Direction — Where a line in the listing contains the string "Bach", copy that line out.

──────────

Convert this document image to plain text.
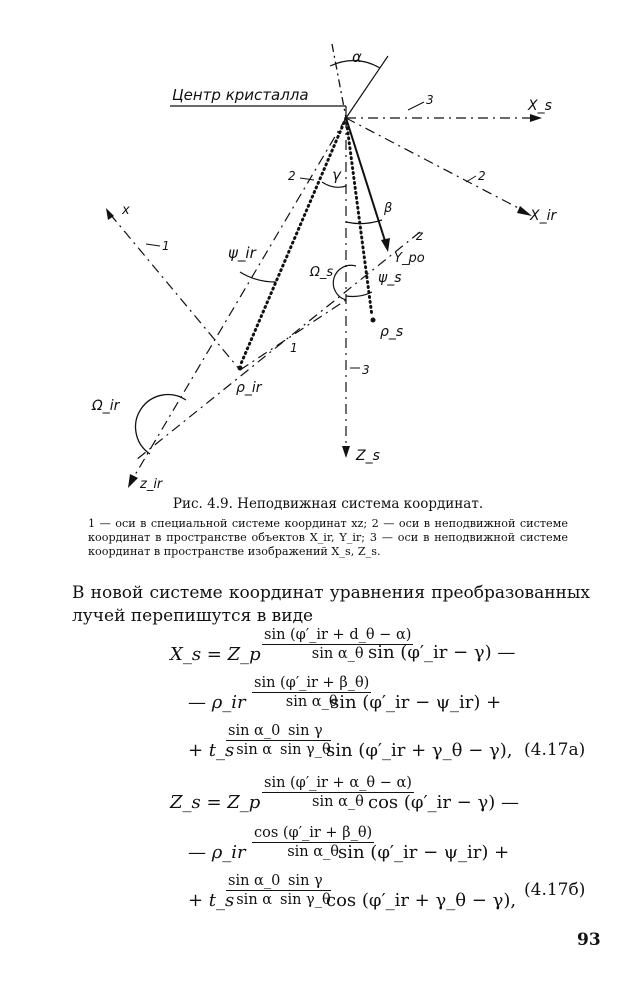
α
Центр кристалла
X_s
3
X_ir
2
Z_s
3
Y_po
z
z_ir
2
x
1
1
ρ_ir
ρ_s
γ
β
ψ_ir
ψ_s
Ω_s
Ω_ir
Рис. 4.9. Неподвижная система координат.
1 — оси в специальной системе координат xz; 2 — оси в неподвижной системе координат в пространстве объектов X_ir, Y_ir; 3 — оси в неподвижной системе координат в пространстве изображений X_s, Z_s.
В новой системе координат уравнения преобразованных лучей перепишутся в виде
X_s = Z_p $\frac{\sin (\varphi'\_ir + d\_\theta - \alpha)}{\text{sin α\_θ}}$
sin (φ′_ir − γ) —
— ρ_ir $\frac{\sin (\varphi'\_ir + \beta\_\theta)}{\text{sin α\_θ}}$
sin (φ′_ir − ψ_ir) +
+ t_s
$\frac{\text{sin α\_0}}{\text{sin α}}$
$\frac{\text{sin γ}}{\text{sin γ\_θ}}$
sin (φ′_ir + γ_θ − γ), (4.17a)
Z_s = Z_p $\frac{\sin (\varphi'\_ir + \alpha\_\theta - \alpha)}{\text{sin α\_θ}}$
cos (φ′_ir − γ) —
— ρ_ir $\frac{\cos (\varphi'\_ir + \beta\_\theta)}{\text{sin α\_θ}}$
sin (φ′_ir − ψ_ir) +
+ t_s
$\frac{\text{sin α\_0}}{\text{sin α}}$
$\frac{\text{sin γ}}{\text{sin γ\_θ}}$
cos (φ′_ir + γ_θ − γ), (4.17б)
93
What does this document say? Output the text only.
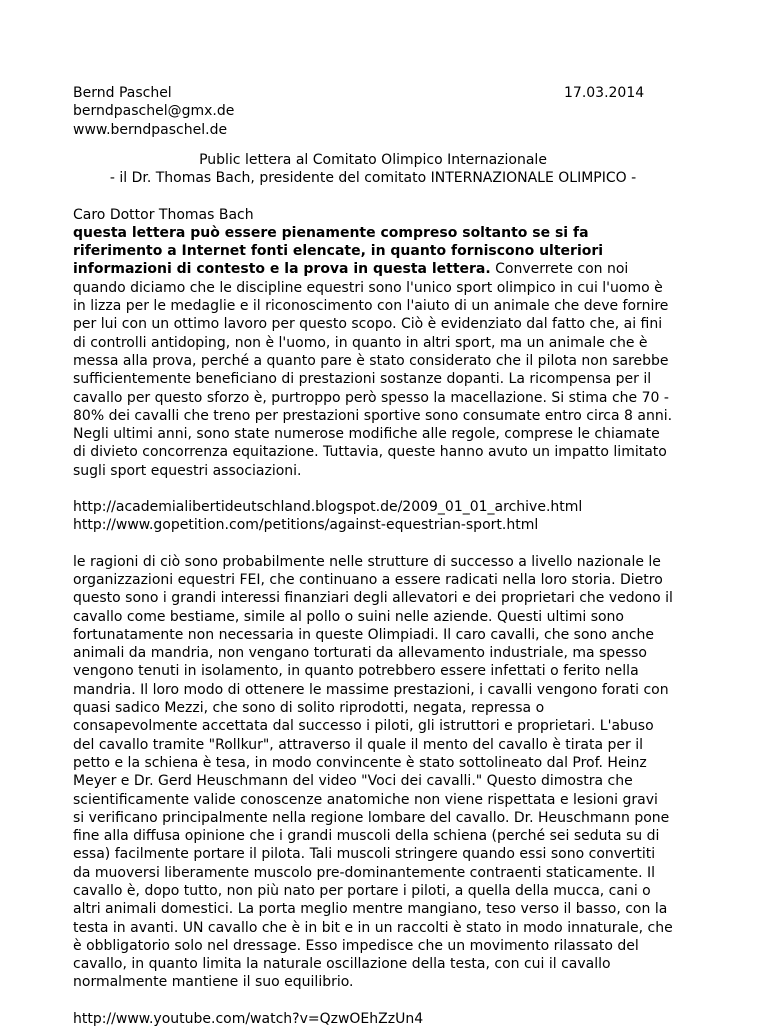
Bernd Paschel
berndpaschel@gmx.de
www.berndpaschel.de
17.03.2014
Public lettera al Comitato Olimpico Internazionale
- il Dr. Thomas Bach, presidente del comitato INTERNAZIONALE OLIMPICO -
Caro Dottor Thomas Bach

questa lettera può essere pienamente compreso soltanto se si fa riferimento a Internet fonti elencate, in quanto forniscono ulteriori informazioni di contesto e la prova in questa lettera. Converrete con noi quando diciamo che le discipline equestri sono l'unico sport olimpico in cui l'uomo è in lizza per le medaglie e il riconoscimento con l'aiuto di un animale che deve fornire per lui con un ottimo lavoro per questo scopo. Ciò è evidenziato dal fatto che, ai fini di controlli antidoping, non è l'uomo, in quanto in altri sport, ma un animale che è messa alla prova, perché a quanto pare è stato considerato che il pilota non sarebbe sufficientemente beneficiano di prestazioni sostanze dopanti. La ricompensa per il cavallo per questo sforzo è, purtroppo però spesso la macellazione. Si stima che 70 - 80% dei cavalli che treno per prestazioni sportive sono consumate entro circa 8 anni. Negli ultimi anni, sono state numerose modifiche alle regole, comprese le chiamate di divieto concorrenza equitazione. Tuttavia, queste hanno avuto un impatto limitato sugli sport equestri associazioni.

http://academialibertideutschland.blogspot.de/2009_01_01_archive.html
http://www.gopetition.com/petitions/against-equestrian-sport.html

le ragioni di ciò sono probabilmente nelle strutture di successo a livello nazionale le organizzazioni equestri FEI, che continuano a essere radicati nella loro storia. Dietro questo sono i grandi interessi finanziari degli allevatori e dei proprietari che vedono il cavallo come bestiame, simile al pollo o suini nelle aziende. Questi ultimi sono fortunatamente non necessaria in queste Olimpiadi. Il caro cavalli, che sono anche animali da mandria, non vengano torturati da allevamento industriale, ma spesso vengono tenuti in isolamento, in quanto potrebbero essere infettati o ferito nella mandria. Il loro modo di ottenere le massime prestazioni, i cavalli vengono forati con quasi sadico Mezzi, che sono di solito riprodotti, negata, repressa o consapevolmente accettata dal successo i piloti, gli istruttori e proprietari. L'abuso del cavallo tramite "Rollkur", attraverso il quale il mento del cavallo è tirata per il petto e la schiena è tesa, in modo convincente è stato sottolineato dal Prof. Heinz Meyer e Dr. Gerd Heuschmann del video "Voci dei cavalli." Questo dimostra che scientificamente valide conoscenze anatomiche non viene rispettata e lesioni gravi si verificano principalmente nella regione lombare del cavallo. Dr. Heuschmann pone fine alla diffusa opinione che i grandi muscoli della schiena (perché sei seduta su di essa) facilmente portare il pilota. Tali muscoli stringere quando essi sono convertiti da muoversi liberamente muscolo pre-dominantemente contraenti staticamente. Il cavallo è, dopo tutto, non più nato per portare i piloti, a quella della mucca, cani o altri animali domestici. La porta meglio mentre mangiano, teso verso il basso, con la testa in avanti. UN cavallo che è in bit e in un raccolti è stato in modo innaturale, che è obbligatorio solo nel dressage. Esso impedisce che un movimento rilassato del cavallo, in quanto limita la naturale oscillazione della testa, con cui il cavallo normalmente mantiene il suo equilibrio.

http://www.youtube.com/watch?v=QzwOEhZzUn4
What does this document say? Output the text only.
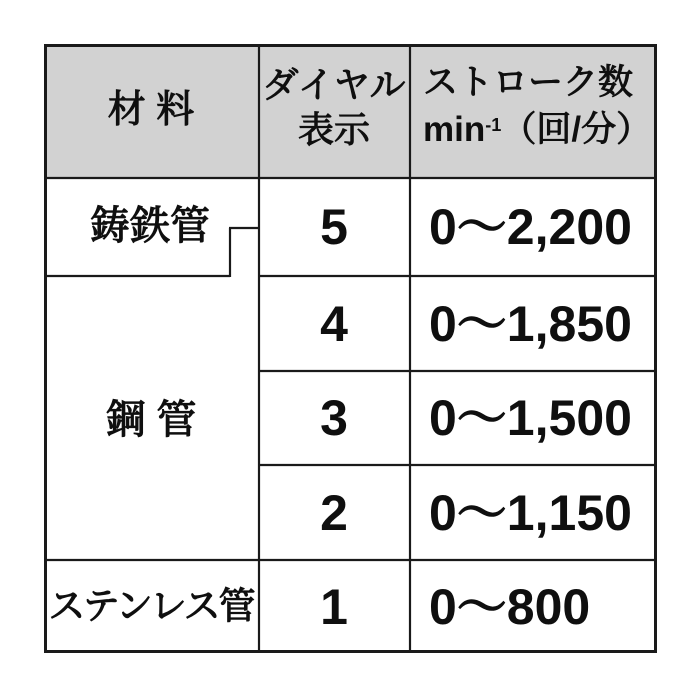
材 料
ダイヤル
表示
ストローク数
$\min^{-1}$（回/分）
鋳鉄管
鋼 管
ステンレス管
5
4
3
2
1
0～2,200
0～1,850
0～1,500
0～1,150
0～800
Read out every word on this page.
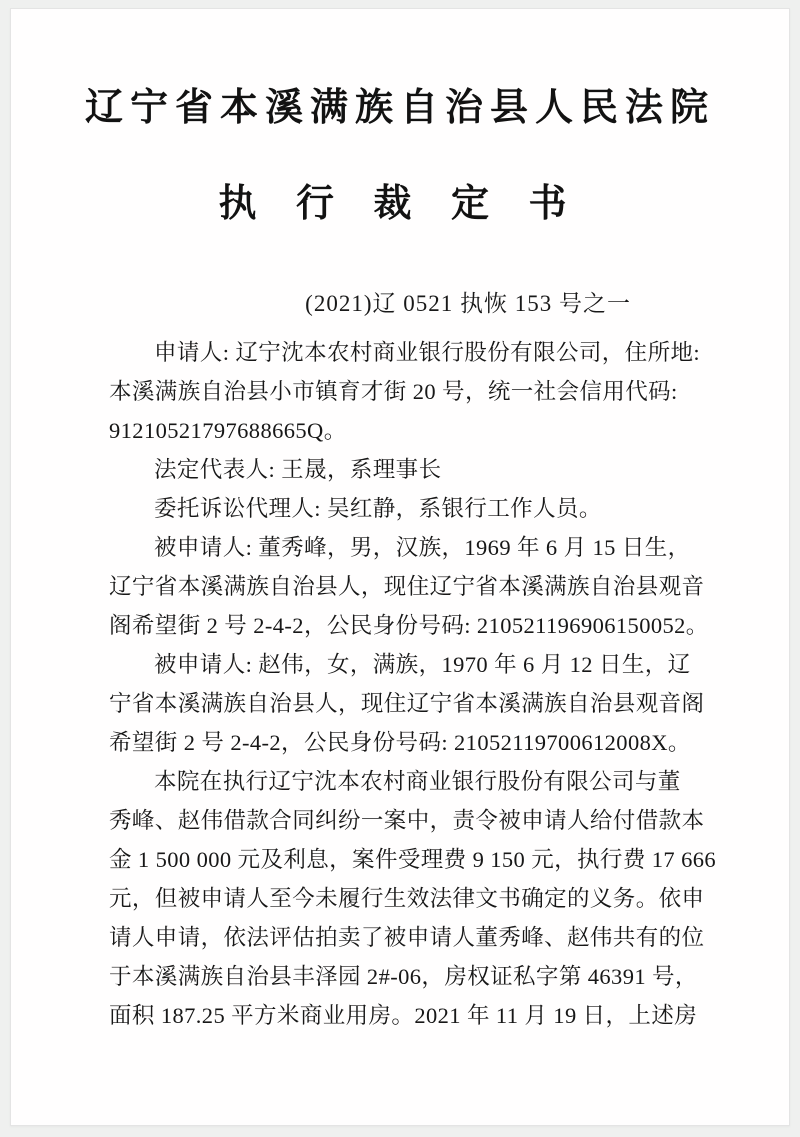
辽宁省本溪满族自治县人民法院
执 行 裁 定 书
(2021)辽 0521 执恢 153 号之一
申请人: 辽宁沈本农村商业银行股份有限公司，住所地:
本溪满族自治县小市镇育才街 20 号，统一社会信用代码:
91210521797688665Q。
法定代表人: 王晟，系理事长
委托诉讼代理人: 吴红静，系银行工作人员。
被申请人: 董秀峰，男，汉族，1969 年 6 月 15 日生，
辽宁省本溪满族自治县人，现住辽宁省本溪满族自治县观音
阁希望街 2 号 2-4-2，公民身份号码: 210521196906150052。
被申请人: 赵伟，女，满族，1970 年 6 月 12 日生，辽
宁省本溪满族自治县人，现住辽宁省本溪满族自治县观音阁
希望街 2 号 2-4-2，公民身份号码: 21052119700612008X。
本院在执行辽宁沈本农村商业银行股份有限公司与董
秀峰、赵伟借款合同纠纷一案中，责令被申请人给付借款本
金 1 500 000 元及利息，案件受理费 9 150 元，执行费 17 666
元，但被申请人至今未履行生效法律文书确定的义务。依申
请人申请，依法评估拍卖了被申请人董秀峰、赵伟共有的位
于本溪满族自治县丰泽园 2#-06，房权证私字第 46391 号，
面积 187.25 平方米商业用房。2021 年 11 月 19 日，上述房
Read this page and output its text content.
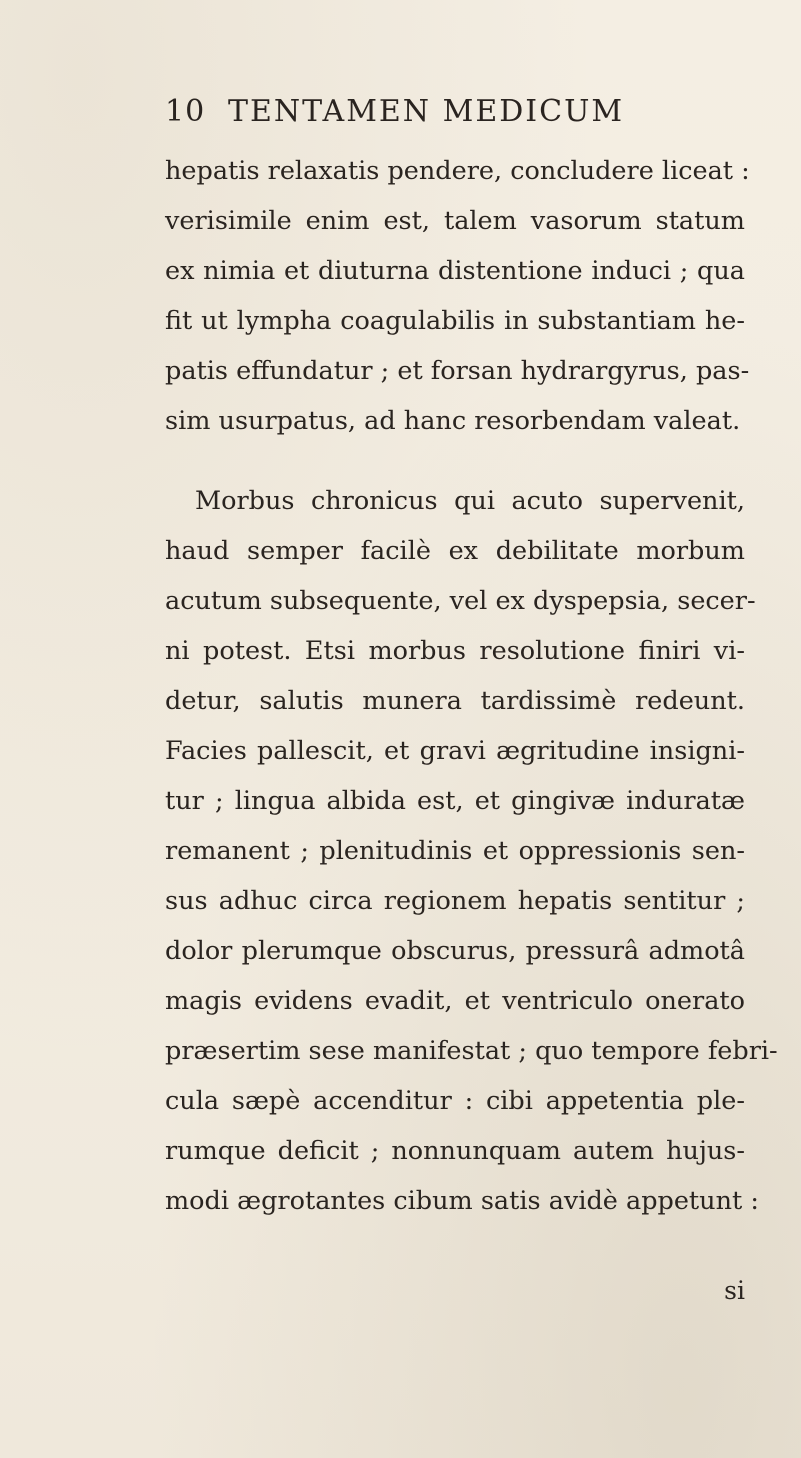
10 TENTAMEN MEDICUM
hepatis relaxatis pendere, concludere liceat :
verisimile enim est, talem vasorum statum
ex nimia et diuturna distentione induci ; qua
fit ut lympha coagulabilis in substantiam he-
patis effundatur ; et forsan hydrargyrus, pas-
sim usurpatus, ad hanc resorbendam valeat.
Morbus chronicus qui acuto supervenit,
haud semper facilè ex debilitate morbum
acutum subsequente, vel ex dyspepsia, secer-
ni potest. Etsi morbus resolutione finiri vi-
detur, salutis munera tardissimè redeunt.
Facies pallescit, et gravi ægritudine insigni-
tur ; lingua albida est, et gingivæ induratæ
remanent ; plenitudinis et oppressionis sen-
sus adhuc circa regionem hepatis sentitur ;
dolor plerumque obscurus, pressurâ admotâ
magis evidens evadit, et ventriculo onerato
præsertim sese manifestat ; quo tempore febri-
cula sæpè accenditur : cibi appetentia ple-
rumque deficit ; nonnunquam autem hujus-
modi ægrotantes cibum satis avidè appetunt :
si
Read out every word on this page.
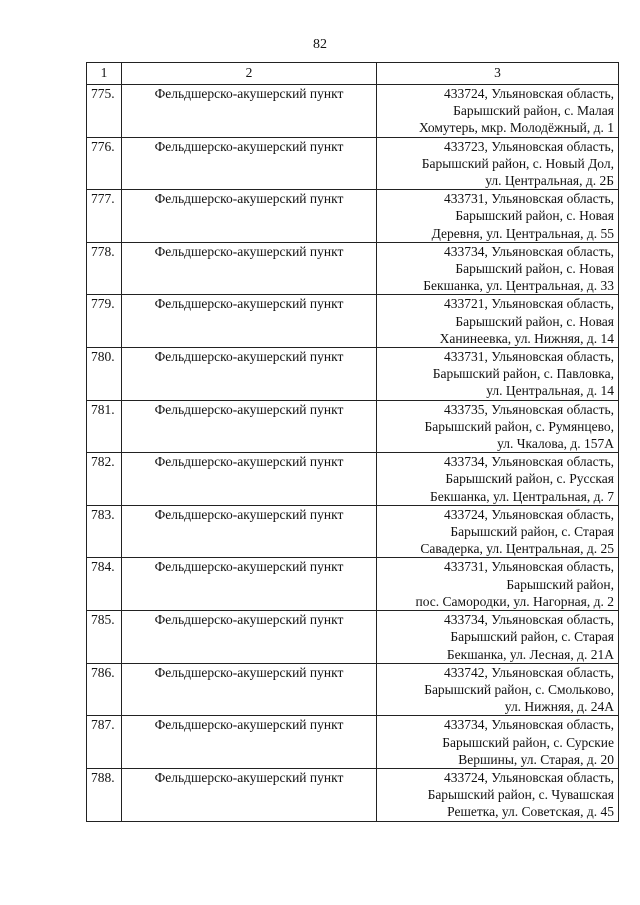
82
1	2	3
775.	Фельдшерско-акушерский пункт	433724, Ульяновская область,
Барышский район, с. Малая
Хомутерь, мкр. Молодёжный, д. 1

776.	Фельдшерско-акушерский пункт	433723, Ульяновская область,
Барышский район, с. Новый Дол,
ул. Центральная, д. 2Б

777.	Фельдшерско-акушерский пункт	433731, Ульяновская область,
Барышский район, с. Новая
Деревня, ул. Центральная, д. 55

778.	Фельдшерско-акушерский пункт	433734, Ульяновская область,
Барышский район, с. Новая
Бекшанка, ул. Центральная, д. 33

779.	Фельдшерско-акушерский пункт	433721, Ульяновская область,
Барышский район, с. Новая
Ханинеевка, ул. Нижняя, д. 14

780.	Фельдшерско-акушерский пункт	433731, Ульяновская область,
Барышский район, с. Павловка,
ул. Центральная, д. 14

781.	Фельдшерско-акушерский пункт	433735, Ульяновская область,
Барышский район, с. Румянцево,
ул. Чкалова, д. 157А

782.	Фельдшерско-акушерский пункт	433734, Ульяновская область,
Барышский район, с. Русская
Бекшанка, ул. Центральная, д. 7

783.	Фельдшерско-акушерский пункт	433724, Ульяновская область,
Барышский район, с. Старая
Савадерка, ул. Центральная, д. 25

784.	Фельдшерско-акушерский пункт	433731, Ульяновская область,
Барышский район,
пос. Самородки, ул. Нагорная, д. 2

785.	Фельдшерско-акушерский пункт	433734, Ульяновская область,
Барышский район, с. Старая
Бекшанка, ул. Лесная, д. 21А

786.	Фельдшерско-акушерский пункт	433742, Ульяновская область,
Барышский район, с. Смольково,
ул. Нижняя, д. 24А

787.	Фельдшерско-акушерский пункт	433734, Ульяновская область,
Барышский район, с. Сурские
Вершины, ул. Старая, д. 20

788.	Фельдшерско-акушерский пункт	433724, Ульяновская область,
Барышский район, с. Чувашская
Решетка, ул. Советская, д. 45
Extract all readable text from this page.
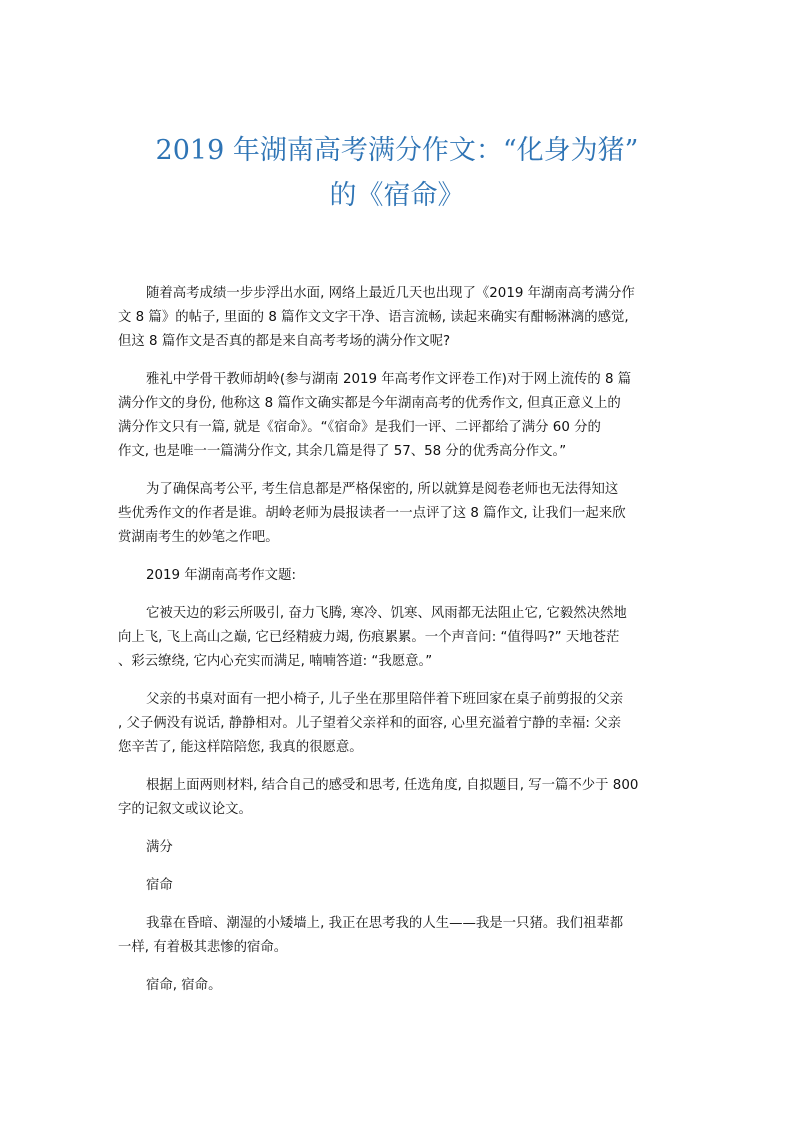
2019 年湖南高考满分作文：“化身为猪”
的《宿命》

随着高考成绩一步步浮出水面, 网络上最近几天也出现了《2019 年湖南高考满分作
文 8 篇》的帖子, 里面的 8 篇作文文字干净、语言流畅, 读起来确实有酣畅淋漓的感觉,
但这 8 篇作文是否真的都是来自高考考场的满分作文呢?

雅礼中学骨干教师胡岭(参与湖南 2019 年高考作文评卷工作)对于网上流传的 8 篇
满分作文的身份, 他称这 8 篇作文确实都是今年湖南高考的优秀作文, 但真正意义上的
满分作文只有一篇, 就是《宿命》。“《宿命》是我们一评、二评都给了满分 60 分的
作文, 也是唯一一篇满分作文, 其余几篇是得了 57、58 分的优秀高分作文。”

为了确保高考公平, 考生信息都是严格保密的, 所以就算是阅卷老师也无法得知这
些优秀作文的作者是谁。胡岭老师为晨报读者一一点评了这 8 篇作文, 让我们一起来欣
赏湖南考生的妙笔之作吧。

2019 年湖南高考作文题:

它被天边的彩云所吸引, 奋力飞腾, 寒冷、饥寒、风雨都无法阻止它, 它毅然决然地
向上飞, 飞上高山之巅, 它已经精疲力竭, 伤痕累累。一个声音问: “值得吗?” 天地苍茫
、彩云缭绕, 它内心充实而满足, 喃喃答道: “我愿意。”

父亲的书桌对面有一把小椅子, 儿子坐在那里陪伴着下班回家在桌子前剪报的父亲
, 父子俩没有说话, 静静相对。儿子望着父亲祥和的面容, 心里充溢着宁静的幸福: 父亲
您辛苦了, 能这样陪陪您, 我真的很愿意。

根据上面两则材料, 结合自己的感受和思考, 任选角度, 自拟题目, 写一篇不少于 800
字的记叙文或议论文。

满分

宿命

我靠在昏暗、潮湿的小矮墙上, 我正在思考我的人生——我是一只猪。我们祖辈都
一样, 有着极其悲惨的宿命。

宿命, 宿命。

──────────

Task answer —
- il Dr. Thomas Bach, presidente del comitato INTERNAZIONALE OLIMPICO -
Caro Dottor Thomas Bach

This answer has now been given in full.